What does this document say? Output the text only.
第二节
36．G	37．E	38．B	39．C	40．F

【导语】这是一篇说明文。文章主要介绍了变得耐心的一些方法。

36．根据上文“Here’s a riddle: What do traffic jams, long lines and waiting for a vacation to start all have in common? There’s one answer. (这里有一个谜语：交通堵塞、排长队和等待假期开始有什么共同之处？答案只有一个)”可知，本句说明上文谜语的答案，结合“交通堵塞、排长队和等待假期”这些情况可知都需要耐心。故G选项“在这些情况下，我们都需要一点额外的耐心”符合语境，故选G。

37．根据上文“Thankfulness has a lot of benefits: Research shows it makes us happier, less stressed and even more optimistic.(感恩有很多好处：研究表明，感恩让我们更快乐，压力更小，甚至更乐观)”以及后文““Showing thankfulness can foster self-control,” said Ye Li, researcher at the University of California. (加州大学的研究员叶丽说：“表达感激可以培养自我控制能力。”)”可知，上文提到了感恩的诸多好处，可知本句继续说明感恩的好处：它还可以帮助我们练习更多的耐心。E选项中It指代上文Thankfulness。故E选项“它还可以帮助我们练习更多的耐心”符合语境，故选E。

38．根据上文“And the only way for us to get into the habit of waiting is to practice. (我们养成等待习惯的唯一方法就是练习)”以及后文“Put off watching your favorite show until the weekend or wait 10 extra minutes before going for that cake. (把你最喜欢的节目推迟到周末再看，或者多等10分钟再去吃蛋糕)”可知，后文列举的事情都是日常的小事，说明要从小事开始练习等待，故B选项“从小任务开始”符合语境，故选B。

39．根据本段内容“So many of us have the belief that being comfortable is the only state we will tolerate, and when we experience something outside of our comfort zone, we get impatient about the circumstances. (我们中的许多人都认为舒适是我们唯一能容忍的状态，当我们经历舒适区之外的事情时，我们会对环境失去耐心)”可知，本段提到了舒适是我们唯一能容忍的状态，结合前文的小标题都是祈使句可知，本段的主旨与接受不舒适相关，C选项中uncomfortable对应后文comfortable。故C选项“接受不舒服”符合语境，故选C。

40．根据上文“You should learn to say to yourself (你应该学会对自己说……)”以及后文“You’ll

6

......

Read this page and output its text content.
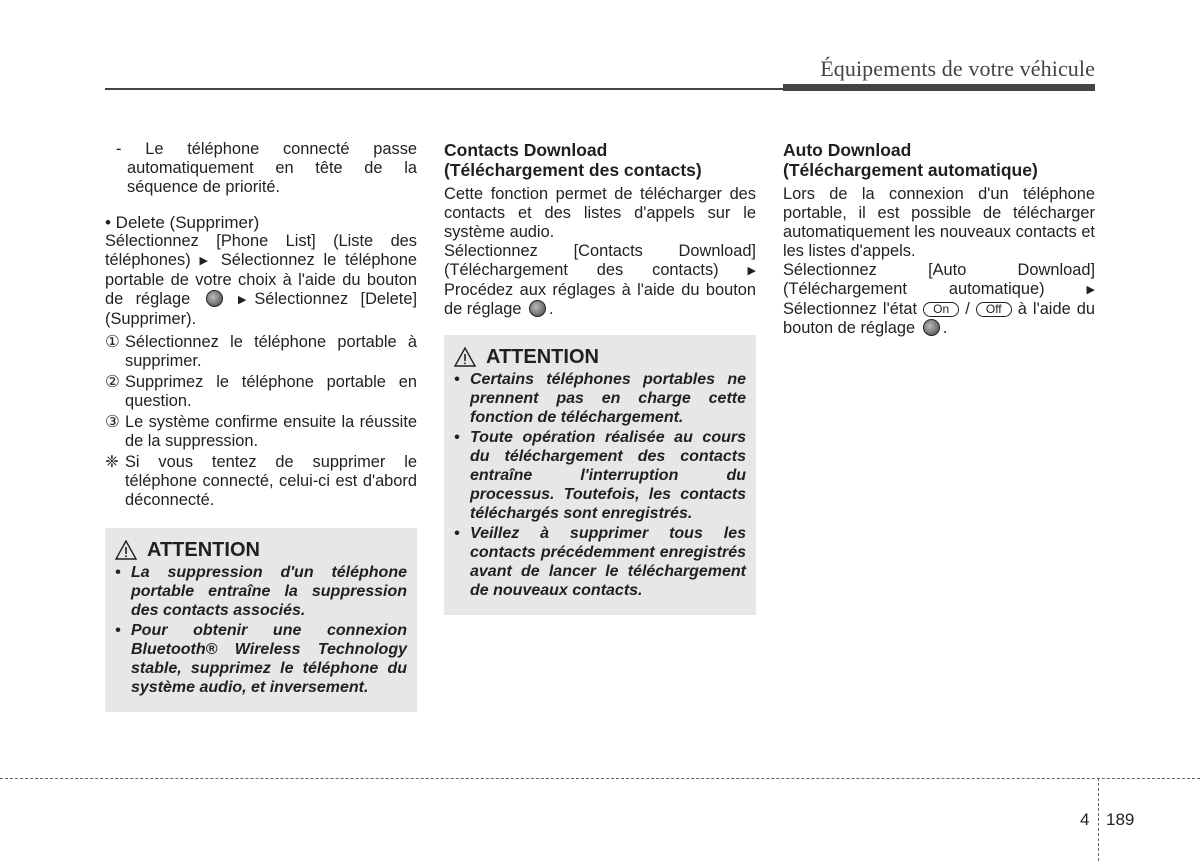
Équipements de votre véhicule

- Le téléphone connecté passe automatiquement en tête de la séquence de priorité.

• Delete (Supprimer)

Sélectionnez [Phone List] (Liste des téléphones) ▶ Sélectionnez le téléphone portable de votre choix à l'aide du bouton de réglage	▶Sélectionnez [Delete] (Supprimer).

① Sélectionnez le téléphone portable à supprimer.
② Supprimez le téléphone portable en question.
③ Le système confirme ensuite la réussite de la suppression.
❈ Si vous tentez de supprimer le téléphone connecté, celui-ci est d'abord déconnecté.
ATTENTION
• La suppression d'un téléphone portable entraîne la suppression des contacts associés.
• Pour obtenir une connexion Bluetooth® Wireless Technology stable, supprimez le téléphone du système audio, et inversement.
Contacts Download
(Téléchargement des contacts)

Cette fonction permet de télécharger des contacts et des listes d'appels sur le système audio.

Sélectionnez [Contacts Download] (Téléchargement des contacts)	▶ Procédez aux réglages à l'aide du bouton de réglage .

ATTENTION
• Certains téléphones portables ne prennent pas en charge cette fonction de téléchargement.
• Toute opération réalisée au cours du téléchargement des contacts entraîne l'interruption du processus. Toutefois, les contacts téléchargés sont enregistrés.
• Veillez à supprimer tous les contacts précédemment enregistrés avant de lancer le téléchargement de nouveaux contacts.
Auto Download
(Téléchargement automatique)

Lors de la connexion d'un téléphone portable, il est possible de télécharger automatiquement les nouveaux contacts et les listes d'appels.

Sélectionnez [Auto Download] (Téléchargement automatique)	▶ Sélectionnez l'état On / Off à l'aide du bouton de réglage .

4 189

......

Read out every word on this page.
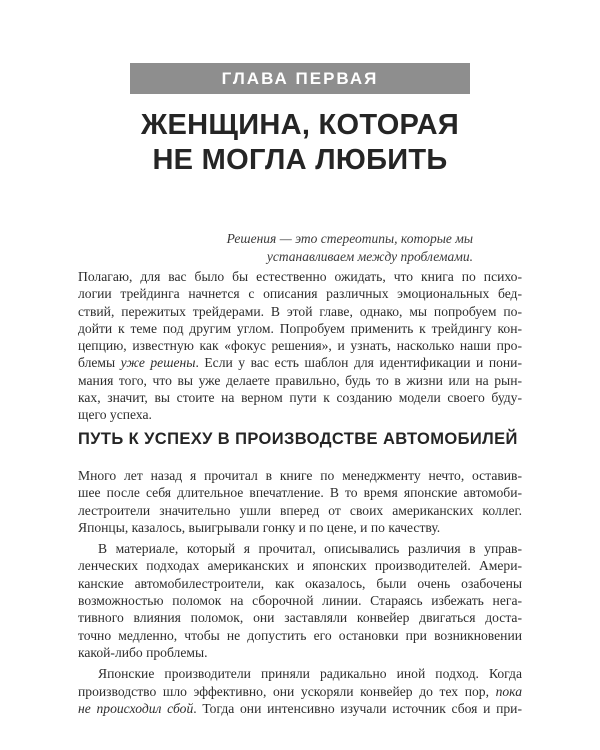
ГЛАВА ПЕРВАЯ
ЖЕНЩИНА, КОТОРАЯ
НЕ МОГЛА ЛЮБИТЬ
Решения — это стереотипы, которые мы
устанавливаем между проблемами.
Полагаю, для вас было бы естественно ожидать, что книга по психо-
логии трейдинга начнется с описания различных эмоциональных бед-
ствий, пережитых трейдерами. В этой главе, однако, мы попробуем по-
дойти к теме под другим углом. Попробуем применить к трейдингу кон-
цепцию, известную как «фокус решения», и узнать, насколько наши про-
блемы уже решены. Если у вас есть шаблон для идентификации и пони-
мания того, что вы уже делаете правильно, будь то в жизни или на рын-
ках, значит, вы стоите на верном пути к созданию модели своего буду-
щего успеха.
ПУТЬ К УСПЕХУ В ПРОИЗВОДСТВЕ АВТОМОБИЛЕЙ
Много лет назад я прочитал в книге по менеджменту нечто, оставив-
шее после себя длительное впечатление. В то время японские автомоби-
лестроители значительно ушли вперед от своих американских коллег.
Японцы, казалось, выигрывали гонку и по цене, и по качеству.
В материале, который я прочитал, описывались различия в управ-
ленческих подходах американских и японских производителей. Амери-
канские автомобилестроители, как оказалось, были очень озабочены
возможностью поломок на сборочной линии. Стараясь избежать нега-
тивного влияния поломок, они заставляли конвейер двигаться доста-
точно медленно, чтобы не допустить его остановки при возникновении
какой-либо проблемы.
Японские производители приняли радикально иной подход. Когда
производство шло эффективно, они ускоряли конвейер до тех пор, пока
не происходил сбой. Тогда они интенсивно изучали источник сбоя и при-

......

AIM => Identify and copy the lines holding the word "aide".

SOLUTION TO THIS PROBLEM =>
Sélectionnez [Phone List] (Liste des téléphones) ▶ Sélectionnez le téléphone portable de votre choix à l'aide du bouton de réglage	▶Sélectionnez [Delete] (Supprimer).
Sélectionnez [Contacts Download] (Téléchargement des contacts)	▶ Procédez aux réglages à l'aide du bouton de réglage .
Sélectionnez [Auto Download] (Téléchargement automatique)	▶ Sélectionnez l'état On / Off à l'aide du bouton de réglage .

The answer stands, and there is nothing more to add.